══ RECORDED DATA

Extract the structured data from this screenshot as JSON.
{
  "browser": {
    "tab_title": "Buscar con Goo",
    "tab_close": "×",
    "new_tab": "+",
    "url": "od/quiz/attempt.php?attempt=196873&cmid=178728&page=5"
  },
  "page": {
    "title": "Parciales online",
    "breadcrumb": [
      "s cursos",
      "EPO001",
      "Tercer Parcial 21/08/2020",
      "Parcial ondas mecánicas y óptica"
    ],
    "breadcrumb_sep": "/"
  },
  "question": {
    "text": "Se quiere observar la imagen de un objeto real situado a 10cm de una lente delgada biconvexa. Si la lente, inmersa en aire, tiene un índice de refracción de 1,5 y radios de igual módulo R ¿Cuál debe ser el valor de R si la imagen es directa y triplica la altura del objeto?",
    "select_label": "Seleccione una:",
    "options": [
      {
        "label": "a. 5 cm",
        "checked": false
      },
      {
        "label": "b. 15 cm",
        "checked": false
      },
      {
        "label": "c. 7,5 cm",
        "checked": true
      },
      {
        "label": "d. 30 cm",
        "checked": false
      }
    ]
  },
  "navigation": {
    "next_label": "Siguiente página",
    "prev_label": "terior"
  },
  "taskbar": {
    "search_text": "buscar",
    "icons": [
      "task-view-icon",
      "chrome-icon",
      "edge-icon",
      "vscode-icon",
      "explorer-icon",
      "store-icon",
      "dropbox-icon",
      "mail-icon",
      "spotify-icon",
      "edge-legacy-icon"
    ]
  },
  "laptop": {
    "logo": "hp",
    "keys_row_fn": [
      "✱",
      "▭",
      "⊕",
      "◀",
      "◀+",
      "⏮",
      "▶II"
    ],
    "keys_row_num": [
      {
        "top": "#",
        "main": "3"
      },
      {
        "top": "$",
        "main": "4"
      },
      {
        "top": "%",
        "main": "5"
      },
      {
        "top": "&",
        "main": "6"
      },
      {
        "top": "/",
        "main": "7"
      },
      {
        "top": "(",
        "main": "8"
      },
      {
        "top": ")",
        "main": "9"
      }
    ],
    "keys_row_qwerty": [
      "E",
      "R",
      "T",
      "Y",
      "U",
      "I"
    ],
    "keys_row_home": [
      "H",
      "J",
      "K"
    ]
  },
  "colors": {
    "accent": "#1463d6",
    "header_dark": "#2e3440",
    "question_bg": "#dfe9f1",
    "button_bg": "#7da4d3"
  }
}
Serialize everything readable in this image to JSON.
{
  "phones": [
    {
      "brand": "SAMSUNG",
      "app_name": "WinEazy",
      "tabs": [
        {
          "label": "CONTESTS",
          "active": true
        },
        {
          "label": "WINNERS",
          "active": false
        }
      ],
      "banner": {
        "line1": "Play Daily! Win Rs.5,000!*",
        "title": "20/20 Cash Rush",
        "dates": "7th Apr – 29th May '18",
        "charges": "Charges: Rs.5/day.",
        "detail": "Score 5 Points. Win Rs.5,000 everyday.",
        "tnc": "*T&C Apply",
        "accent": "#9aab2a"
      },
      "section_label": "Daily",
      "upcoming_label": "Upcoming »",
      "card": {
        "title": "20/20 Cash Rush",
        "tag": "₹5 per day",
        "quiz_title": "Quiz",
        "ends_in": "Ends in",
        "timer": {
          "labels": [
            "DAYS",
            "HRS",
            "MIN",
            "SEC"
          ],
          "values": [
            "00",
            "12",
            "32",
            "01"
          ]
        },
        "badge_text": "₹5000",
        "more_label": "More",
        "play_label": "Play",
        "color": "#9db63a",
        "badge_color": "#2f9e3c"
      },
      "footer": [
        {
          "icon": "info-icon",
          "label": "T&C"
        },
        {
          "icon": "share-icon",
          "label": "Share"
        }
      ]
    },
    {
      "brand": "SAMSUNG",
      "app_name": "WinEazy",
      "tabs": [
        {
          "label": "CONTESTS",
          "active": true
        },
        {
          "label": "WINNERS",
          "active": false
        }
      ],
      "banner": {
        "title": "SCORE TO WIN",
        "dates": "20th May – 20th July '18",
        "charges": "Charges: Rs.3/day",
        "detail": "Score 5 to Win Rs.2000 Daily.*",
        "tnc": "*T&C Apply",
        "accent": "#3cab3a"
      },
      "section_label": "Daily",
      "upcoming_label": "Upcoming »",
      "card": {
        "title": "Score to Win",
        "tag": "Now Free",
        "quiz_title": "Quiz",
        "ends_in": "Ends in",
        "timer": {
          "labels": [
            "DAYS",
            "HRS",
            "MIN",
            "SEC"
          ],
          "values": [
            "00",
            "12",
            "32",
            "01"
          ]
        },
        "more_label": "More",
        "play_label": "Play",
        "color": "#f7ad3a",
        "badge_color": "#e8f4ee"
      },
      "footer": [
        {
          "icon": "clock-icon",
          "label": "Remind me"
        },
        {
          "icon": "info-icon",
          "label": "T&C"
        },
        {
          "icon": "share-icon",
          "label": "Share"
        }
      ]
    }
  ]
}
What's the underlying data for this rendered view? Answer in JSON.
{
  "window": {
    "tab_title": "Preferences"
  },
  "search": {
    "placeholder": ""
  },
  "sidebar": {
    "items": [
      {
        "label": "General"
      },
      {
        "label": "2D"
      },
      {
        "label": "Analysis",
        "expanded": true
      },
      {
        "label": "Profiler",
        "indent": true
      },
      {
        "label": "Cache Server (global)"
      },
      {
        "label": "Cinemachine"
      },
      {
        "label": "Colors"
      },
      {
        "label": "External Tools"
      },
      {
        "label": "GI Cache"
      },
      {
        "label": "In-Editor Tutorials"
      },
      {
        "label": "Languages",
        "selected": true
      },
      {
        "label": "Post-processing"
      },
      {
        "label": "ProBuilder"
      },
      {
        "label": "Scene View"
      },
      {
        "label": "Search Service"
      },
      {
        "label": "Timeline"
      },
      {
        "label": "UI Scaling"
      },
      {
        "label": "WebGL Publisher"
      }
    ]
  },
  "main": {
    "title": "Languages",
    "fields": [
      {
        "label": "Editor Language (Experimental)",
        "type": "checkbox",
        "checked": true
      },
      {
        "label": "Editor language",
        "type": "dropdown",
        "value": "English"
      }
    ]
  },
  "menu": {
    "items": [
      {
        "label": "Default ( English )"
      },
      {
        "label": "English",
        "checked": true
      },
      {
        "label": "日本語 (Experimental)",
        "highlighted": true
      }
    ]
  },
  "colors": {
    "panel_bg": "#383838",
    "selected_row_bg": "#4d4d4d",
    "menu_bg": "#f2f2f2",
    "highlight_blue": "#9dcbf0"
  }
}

════

Restate all of the entries exactly, please.

Extract the structured data from this screenshot as JSON.
{
  "browser": {
    "tab_title": "Buscar con Goo",
    "tab_close": "×",
    "new_tab": "+",
    "url": "od/quiz/attempt.php?attempt=196873&cmid=178728&page=5"
  },
  "page": {
    "title": "Parciales online",
    "breadcrumb": [
      "s cursos",
      "EPO001",
      "Tercer Parcial 21/08/2020",
      "Parcial ondas mecánicas y óptica"
    ],
    "breadcrumb_sep": "/"
  },
  "question": {
    "text": "Se quiere observar la imagen de un objeto real situado a 10cm de una lente delgada biconvexa. Si la lente, inmersa en aire, tiene un índice de refracción de 1,5 y radios de igual módulo R ¿Cuál debe ser el valor de R si la imagen es directa y triplica la altura del objeto?",
    "select_label": "Seleccione una:",
    "options": [
      {
        "label": "a. 5 cm",
        "checked": false
      },
      {
        "label": "b. 15 cm",
        "checked": false
      },
      {
        "label": "c. 7,5 cm",
        "checked": true
      },
      {
        "label": "d. 30 cm",
        "checked": false
      }
    ]
  },
  "navigation": {
    "next_label": "Siguiente página",
    "prev_label": "terior"
  },
  "taskbar": {
    "search_text": "buscar",
    "icons": [
      "task-view-icon",
      "chrome-icon",
      "edge-icon",
      "vscode-icon",
      "explorer-icon",
      "store-icon",
      "dropbox-icon",
      "mail-icon",
      "spotify-icon",
      "edge-legacy-icon"
    ]
  },
  "laptop": {
    "logo": "hp",
    "keys_row_fn": [
      "✱",
      "▭",
      "⊕",
      "◀",
      "◀+",
      "⏮",
      "▶II"
    ],
    "keys_row_num": [
      {
        "top": "#",
        "main": "3"
      },
      {
        "top": "$",
        "main": "4"
      },
      {
        "top": "%",
        "main": "5"
      },
      {
        "top": "&",
        "main": "6"
      },
      {
        "top": "/",
        "main": "7"
      },
      {
        "top": "(",
        "main": "8"
      },
      {
        "top": ")",
        "main": "9"
      }
    ],
    "keys_row_qwerty": [
      "E",
      "R",
      "T",
      "Y",
      "U",
      "I"
    ],
    "keys_row_home": [
      "H",
      "J",
      "K"
    ]
  },
  "colors": {
    "accent": "#1463d6",
    "header_dark": "#2e3440",
    "question_bg": "#dfe9f1",
    "button_bg": "#7da4d3"
  }
}
Serialize everything readable in this image to JSON.
{
  "phones": [
    {
      "brand": "SAMSUNG",
      "app_name": "WinEazy",
      "tabs": [
        {
          "label": "CONTESTS",
          "active": true
        },
        {
          "label": "WINNERS",
          "active": false
        }
      ],
      "banner": {
        "line1": "Play Daily! Win Rs.5,000!*",
        "title": "20/20 Cash Rush",
        "dates": "7th Apr – 29th May '18",
        "charges": "Charges: Rs.5/day.",
        "detail": "Score 5 Points. Win Rs.5,000 everyday.",
        "tnc": "*T&C Apply",
        "accent": "#9aab2a"
      },
      "section_label": "Daily",
      "upcoming_label": "Upcoming »",
      "card": {
        "title": "20/20 Cash Rush",
        "tag": "₹5 per day",
        "quiz_title": "Quiz",
        "ends_in": "Ends in",
        "timer": {
          "labels": [
            "DAYS",
            "HRS",
            "MIN",
            "SEC"
          ],
          "values": [
            "00",
            "12",
            "32",
            "01"
          ]
        },
        "badge_text": "₹5000",
        "more_label": "More",
        "play_label": "Play",
        "color": "#9db63a",
        "badge_color": "#2f9e3c"
      },
      "footer": [
        {
          "icon": "info-icon",
          "label": "T&C"
        },
        {
          "icon": "share-icon",
          "label": "Share"
        }
      ]
    },
    {
      "brand": "SAMSUNG",
      "app_name": "WinEazy",
      "tabs": [
        {
          "label": "CONTESTS",
          "active": true
        },
        {
          "label": "WINNERS",
          "active": false
        }
      ],
      "banner": {
        "title": "SCORE TO WIN",
        "dates": "20th May – 20th July '18",
        "charges": "Charges: Rs.3/day",
        "detail": "Score 5 to Win Rs.2000 Daily.*",
        "tnc": "*T&C Apply",
        "accent": "#3cab3a"
      },
      "section_label": "Daily",
      "upcoming_label": "Upcoming »",
      "card": {
        "title": "Score to Win",
        "tag": "Now Free",
        "quiz_title": "Quiz",
        "ends_in": "Ends in",
        "timer": {
          "labels": [
            "DAYS",
            "HRS",
            "MIN",
            "SEC"
          ],
          "values": [
            "00",
            "12",
            "32",
            "01"
          ]
        },
        "more_label": "More",
        "play_label": "Play",
        "color": "#f7ad3a",
        "badge_color": "#e8f4ee"
      },
      "footer": [
        {
          "icon": "clock-icon",
          "label": "Remind me"
        },
        {
          "icon": "info-icon",
          "label": "T&C"
        },
        {
          "icon": "share-icon",
          "label": "Share"
        }
      ]
    }
  ]
}
What's the underlying data for this rendered view? Answer in JSON.
{
  "window": {
    "tab_title": "Preferences"
  },
  "search": {
    "placeholder": ""
  },
  "sidebar": {
    "items": [
      {
        "label": "General"
      },
      {
        "label": "2D"
      },
      {
        "label": "Analysis",
        "expanded": true
      },
      {
        "label": "Profiler",
        "indent": true
      },
      {
        "label": "Cache Server (global)"
      },
      {
        "label": "Cinemachine"
      },
      {
        "label": "Colors"
      },
      {
        "label": "External Tools"
      },
      {
        "label": "GI Cache"
      },
      {
        "label": "In-Editor Tutorials"
      },
      {
        "label": "Languages",
        "selected": true
      },
      {
        "label": "Post-processing"
      },
      {
        "label": "ProBuilder"
      },
      {
        "label": "Scene View"
      },
      {
        "label": "Search Service"
      },
      {
        "label": "Timeline"
      },
      {
        "label": "UI Scaling"
      },
      {
        "label": "WebGL Publisher"
      }
    ]
  },
  "main": {
    "title": "Languages",
    "fields": [
      {
        "label": "Editor Language (Experimental)",
        "type": "checkbox",
        "checked": true
      },
      {
        "label": "Editor language",
        "type": "dropdown",
        "value": "English"
      }
    ]
  },
  "menu": {
    "items": [
      {
        "label": "Default ( English )"
      },
      {
        "label": "English",
        "checked": true
      },
      {
        "label": "日本語 (Experimental)",
        "highlighted": true
      }
    ]
  },
  "colors": {
    "panel_bg": "#383838",
    "selected_row_bg": "#4d4d4d",
    "menu_bg": "#f2f2f2",
    "highlight_blue": "#9dcbf0"
  }
}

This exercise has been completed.